◆ CHALLENGE
Write out the material exactly, leaving every picture behind.

Saved entries

-*-*-

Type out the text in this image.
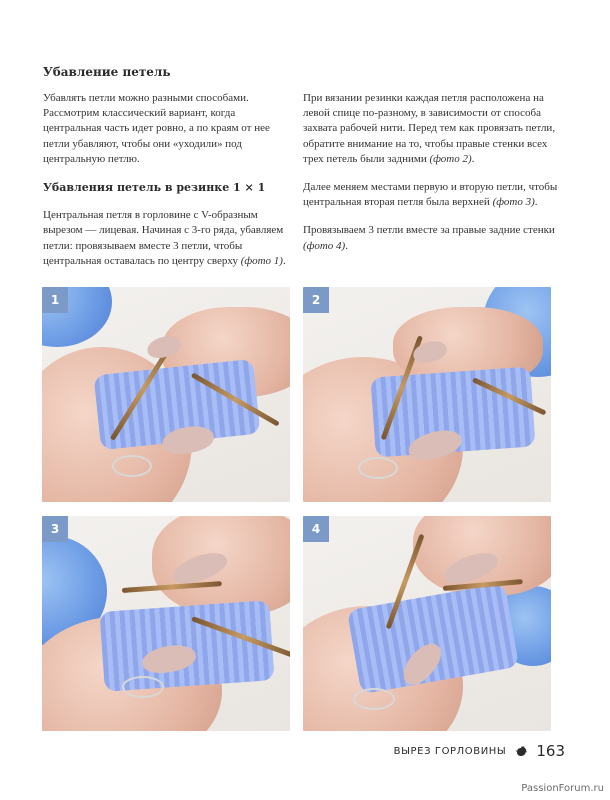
Убавление петель

Убавлять петли можно разными способами. Рассмотрим классический вариант, когда центральная часть идет ровно, а по краям от нее петли убавляют, чтобы они «уходили» под центральную петлю.

Убавления петель в резинке 1 × 1

Центральная петля в горловине с V-образным вырезом — лицевая. Начиная с 3-го ряда, убавляем петли: провязываем вместе 3 петли, чтобы центральная оставалась по центру сверху (фото 1).

При вязании резинки каждая петля расположена на левой спице по-разному, в зависимости от способа захвата рабочей нити. Перед тем как провязать петли, обратите внимание на то, чтобы правые стенки всех трех петель были задними (фото 2).

Далее меняем местами первую и вторую петли, чтобы центральная вторая петля была верхней (фото 3).

Провязываем 3 петли вместе за правые задние стенки (фото 4).

1	2
3	4
ВЫРЕЗ ГОРЛОВИНЫ 163
PassionForum.ru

-*-*-

◆ THE SOLUTION
Type out the text in this image.
Убавление петель

Убавлять петли можно разными способами. Рассмотрим классический вариант, когда центральная часть идет ровно, а по краям от нее петли убавляют, чтобы они «уходили» под центральную петлю.

Убавления петель в резинке 1 × 1

Центральная петля в горловине с V-образным вырезом — лицевая. Начиная с 3-го ряда, убавляем петли: провязываем вместе 3 петли, чтобы центральная оставалась по центру сверху (фото 1).

При вязании резинки каждая петля расположена на левой спице по-разному, в зависимости от способа захвата рабочей нити. Перед тем как провязать петли, обратите внимание на то, чтобы правые стенки всех трех петель были задними (фото 2).

Далее меняем местами первую и вторую петли, чтобы центральная вторая петля была верхней (фото 3).

Провязываем 3 петли вместе за правые задние стенки (фото 4).

1	2
3	4
ВЫРЕЗ ГОРЛОВИНЫ 163
PassionForum.ru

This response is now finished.